Search the data for the word "regional" and copy every line that contains it.

═════ INPUT FOR THIS TASK

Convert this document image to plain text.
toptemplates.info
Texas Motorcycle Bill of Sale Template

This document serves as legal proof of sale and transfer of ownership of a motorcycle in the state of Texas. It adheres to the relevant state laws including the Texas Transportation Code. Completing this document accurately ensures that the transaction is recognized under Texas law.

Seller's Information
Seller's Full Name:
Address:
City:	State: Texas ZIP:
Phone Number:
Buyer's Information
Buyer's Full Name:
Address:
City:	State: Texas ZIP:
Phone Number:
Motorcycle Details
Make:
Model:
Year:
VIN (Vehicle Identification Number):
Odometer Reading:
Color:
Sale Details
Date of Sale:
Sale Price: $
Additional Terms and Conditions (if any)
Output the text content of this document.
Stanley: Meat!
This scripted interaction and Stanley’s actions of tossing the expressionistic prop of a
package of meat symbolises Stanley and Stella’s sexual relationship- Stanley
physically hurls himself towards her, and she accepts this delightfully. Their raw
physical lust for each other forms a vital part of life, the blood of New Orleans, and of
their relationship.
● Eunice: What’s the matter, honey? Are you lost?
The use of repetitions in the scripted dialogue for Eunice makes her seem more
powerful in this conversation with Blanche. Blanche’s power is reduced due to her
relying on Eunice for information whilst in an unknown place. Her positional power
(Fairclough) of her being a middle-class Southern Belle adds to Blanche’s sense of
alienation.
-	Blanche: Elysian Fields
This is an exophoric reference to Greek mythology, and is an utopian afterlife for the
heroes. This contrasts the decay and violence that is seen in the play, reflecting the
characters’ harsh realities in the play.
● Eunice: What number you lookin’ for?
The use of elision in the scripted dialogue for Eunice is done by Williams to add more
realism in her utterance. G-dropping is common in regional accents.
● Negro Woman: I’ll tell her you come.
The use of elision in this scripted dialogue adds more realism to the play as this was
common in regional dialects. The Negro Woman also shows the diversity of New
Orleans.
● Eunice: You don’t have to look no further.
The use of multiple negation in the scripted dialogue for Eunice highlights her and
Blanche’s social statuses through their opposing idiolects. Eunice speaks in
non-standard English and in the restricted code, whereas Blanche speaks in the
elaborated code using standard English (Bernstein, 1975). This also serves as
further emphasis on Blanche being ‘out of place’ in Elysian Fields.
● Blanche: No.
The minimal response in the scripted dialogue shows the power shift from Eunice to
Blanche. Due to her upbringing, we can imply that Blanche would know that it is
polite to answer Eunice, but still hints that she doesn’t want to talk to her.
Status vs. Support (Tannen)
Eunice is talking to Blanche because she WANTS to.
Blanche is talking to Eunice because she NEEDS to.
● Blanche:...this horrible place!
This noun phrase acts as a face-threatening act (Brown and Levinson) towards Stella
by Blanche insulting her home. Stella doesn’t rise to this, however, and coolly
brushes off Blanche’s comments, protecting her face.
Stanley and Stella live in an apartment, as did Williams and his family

══════════

> _OUTPUT OF THE TASK_:
realism in her utterance. G-dropping is common in regional accents.
common in regional dialects. The Negro Woman also shows the diversity of New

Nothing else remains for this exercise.